* **What is required**: Print the entries verbatim, leaving out the images they contain.

--- START Data supplied ---

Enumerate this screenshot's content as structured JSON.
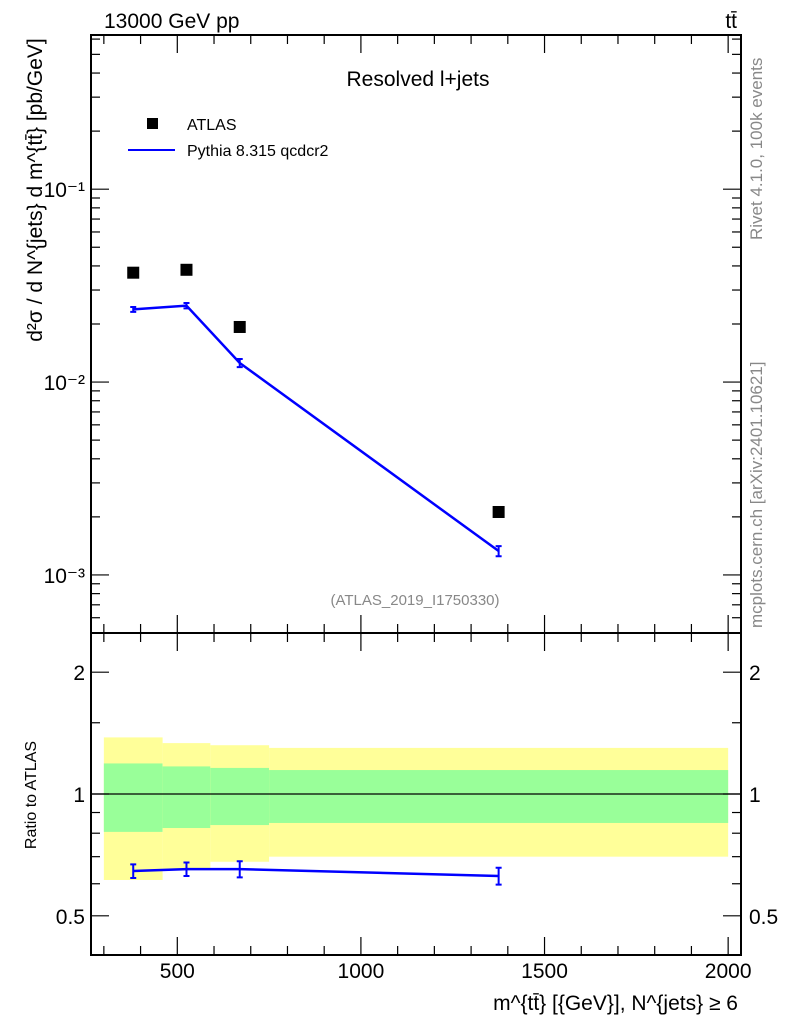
{
  "header": {
    "left": "13000 GeV pp",
    "right": "tt̄"
  },
  "side_text": {
    "rivet": "Rivet 4.1.0,  100k events",
    "mcplots": "mcplots.cern.ch [arXiv:2401.10621]"
  },
  "colors": {
    "data": "#000000",
    "mc": "#0000ff",
    "band_inner": "#99ff99",
    "band_outer": "#ffff99",
    "gray": "#888888"
  },
  "chart_data": [
    {
      "type": "scatter",
      "title": "Resolved l+jets",
      "analysis_id": "(ATLAS_2019_I1750330)",
      "ylabel": "d²σ / d N^{jets} d m^{tt̄} [pb/GeV]",
      "yscale": "log",
      "ylim": [
        0.0005,
        0.63
      ],
      "xlim": [
        265,
        2035
      ],
      "ytick_labels": [
        {
          "value": 0.1,
          "label": "10⁻¹"
        },
        {
          "value": 0.01,
          "label": "10⁻²"
        },
        {
          "value": 0.001,
          "label": "10⁻³"
        }
      ],
      "legend": {
        "placement": "top-left",
        "entries": [
          "ATLAS",
          "Pythia 8.315 qcdcr2"
        ]
      },
      "bins": [
        [
          300,
          460
        ],
        [
          460,
          590
        ],
        [
          590,
          750
        ],
        [
          750,
          2000
        ]
      ],
      "series": [
        {
          "name": "ATLAS",
          "style": "marker",
          "x": [
            380,
            525,
            670,
            1375
          ],
          "y": [
            0.0369,
            0.0382,
            0.0193,
            0.00212
          ]
        },
        {
          "name": "Pythia 8.315 qcdcr2",
          "style": "line",
          "x": [
            380,
            525,
            670,
            1375
          ],
          "y": [
            0.0238,
            0.0249,
            0.01256,
            0.00133
          ],
          "yerr": [
            0.0007,
            0.0008,
            0.0006,
            8e-05
          ]
        }
      ]
    },
    {
      "type": "line",
      "ylabel": "Ratio to ATLAS",
      "xlabel": "m^{tt̄} [{GeV}], N^{jets} ≥ 6",
      "yscale": "log",
      "ylim": [
        0.4,
        2.5
      ],
      "xlim": [
        265,
        2035
      ],
      "xticks": [
        500,
        1000,
        1500,
        2000
      ],
      "yticks": [
        {
          "value": 0.5,
          "label": "0.5"
        },
        {
          "value": 1,
          "label": "1"
        },
        {
          "value": 2,
          "label": "2"
        }
      ],
      "bins": [
        [
          300,
          460
        ],
        [
          460,
          590
        ],
        [
          590,
          750
        ],
        [
          750,
          2000
        ]
      ],
      "band_outer": {
        "lo": [
          0.613,
          0.653,
          0.68,
          0.7
        ],
        "hi": [
          1.38,
          1.336,
          1.32,
          1.3
        ]
      },
      "band_inner": {
        "lo": [
          0.806,
          0.824,
          0.838,
          0.848
        ],
        "hi": [
          1.19,
          1.17,
          1.16,
          1.146
        ]
      },
      "series": [
        {
          "name": "Pythia 8.315 qcdcr2",
          "x": [
            380,
            525,
            670,
            1375
          ],
          "y": [
            0.645,
            0.652,
            0.652,
            0.627
          ],
          "yerr": [
            0.025,
            0.025,
            0.03,
            0.03
          ]
        }
      ]
    }
  ]
}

--- END Data supplied ---

* **Task answer**:
Enumerate this screenshot's content as structured JSON.
{
  "header": {
    "left": "13000 GeV pp",
    "right": "tt̄"
  },
  "side_text": {
    "rivet": "Rivet 4.1.0,  100k events",
    "mcplots": "mcplots.cern.ch [arXiv:2401.10621]"
  },
  "colors": {
    "data": "#000000",
    "mc": "#0000ff",
    "band_inner": "#99ff99",
    "band_outer": "#ffff99",
    "gray": "#888888"
  },
  "chart_data": [
    {
      "type": "scatter",
      "title": "Resolved l+jets",
      "analysis_id": "(ATLAS_2019_I1750330)",
      "ylabel": "d²σ / d N^{jets} d m^{tt̄} [pb/GeV]",
      "yscale": "log",
      "ylim": [
        0.0005,
        0.63
      ],
      "xlim": [
        265,
        2035
      ],
      "ytick_labels": [
        {
          "value": 0.1,
          "label": "10⁻¹"
        },
        {
          "value": 0.01,
          "label": "10⁻²"
        },
        {
          "value": 0.001,
          "label": "10⁻³"
        }
      ],
      "legend": {
        "placement": "top-left",
        "entries": [
          "ATLAS",
          "Pythia 8.315 qcdcr2"
        ]
      },
      "bins": [
        [
          300,
          460
        ],
        [
          460,
          590
        ],
        [
          590,
          750
        ],
        [
          750,
          2000
        ]
      ],
      "series": [
        {
          "name": "ATLAS",
          "style": "marker",
          "x": [
            380,
            525,
            670,
            1375
          ],
          "y": [
            0.0369,
            0.0382,
            0.0193,
            0.00212
          ]
        },
        {
          "name": "Pythia 8.315 qcdcr2",
          "style": "line",
          "x": [
            380,
            525,
            670,
            1375
          ],
          "y": [
            0.0238,
            0.0249,
            0.01256,
            0.00133
          ],
          "yerr": [
            0.0007,
            0.0008,
            0.0006,
            8e-05
          ]
        }
      ]
    },
    {
      "type": "line",
      "ylabel": "Ratio to ATLAS",
      "xlabel": "m^{tt̄} [{GeV}], N^{jets} ≥ 6",
      "yscale": "log",
      "ylim": [
        0.4,
        2.5
      ],
      "xlim": [
        265,
        2035
      ],
      "xticks": [
        500,
        1000,
        1500,
        2000
      ],
      "yticks": [
        {
          "value": 0.5,
          "label": "0.5"
        },
        {
          "value": 1,
          "label": "1"
        },
        {
          "value": 2,
          "label": "2"
        }
      ],
      "bins": [
        [
          300,
          460
        ],
        [
          460,
          590
        ],
        [
          590,
          750
        ],
        [
          750,
          2000
        ]
      ],
      "band_outer": {
        "lo": [
          0.613,
          0.653,
          0.68,
          0.7
        ],
        "hi": [
          1.38,
          1.336,
          1.32,
          1.3
        ]
      },
      "band_inner": {
        "lo": [
          0.806,
          0.824,
          0.838,
          0.848
        ],
        "hi": [
          1.19,
          1.17,
          1.16,
          1.146
        ]
      },
      "series": [
        {
          "name": "Pythia 8.315 qcdcr2",
          "x": [
            380,
            525,
            670,
            1375
          ],
          "y": [
            0.645,
            0.652,
            0.652,
            0.627
          ],
          "yerr": [
            0.025,
            0.025,
            0.03,
            0.03
          ]
        }
      ]
    }
  ]
}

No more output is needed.